┌─ DATA ROWS

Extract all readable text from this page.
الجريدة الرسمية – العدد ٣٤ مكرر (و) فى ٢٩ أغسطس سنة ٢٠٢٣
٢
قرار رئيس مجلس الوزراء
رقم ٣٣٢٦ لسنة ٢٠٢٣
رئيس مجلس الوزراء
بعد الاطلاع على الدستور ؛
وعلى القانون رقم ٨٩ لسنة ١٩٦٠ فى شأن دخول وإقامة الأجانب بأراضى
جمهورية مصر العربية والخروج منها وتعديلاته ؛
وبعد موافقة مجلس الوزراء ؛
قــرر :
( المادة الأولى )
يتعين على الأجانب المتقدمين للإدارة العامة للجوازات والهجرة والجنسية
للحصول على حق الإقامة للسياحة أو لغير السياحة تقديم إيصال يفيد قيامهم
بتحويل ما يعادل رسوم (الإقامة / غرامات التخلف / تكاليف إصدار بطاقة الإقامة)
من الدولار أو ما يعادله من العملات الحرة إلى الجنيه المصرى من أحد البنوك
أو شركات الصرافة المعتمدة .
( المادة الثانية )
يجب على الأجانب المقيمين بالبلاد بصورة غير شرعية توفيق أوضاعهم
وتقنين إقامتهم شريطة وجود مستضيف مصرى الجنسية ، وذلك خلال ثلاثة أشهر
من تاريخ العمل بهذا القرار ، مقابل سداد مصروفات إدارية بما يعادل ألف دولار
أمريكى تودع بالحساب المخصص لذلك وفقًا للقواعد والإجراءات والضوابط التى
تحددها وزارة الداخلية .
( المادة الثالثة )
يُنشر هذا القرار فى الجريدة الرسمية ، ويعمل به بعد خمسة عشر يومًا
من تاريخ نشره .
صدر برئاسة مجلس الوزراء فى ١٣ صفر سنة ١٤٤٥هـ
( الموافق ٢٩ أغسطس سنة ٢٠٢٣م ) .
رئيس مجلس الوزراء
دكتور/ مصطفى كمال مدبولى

└─

• **SHORT EXERCISE**
Find each line holding the word "الجريدة" and copy it.

• **EXERCISE RESPONSE**
الجريدة الرسمية – العدد ٣٤ مكرر (و) فى ٢٩ أغسطس سنة ٢٠٢٣
يُنشر هذا القرار فى الجريدة الرسمية ، ويعمل به بعد خمسة عشر يومًا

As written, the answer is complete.